* start RECORDS SUPPLIED *
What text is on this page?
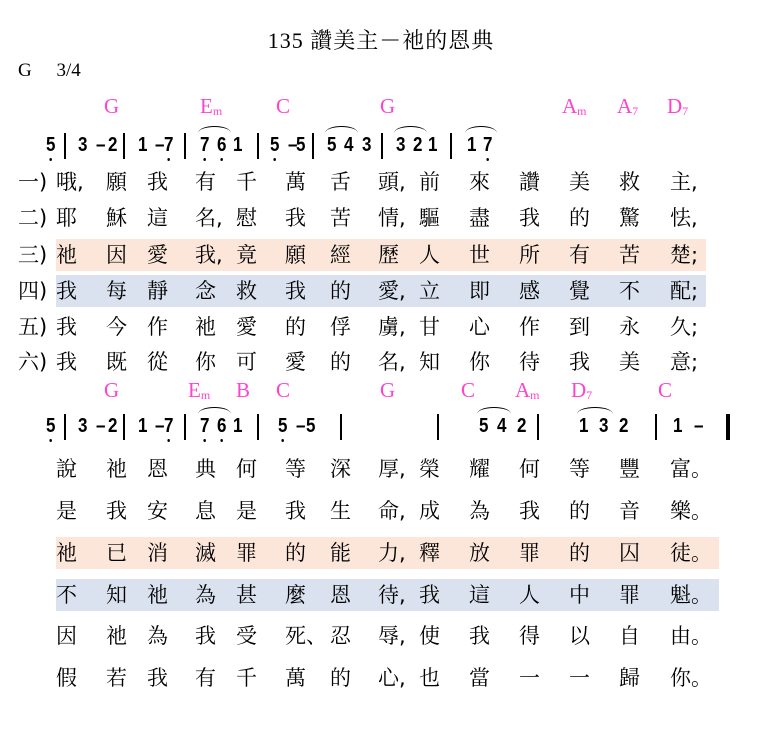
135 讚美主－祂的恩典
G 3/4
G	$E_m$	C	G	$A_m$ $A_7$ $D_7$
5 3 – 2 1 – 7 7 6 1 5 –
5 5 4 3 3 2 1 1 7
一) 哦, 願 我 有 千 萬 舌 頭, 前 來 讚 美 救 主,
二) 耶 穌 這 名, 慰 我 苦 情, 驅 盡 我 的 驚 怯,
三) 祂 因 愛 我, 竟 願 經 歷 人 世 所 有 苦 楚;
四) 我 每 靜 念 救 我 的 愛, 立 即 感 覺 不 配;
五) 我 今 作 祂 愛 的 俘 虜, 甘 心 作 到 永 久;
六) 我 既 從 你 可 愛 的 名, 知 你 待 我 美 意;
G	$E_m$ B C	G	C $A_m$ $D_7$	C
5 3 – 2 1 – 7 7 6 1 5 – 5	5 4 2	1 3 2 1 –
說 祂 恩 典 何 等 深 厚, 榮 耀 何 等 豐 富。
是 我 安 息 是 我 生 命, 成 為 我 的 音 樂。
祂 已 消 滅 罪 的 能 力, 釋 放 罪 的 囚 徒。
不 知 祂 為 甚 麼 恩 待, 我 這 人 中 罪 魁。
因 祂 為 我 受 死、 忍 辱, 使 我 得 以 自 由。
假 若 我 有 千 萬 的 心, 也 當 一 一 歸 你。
* end RECORDS SUPPLIED *
WORK REQUIRED:
The entries above should be reproduced exactly, without their pictures.

COMPLETED EXERCISE:
What text is on this page?
135 讚美主－祂的恩典
G 3/4
G	$E_m$	C	G	$A_m$ $A_7$ $D_7$
5 3 – 2 1 – 7 7 6 1 5 –
5 5 4 3 3 2 1 1 7
一) 哦, 願 我 有 千 萬 舌 頭, 前 來 讚 美 救 主,
二) 耶 穌 這 名, 慰 我 苦 情, 驅 盡 我 的 驚 怯,
三) 祂 因 愛 我, 竟 願 經 歷 人 世 所 有 苦 楚;
四) 我 每 靜 念 救 我 的 愛, 立 即 感 覺 不 配;
五) 我 今 作 祂 愛 的 俘 虜, 甘 心 作 到 永 久;
六) 我 既 從 你 可 愛 的 名, 知 你 待 我 美 意;
G	$E_m$ B C	G	C $A_m$ $D_7$	C
5 3 – 2 1 – 7 7 6 1 5 – 5	5 4 2	1 3 2 1 –
說 祂 恩 典 何 等 深 厚, 榮 耀 何 等 豐 富。
是 我 安 息 是 我 生 命, 成 為 我 的 音 樂。
祂 已 消 滅 罪 的 能 力, 釋 放 罪 的 囚 徒。
不 知 祂 為 甚 麼 恩 待, 我 這 人 中 罪 魁。
因 祂 為 我 受 死、 忍 辱, 使 我 得 以 自 由。
假 若 我 有 千 萬 的 心, 也 當 一 一 歸 你。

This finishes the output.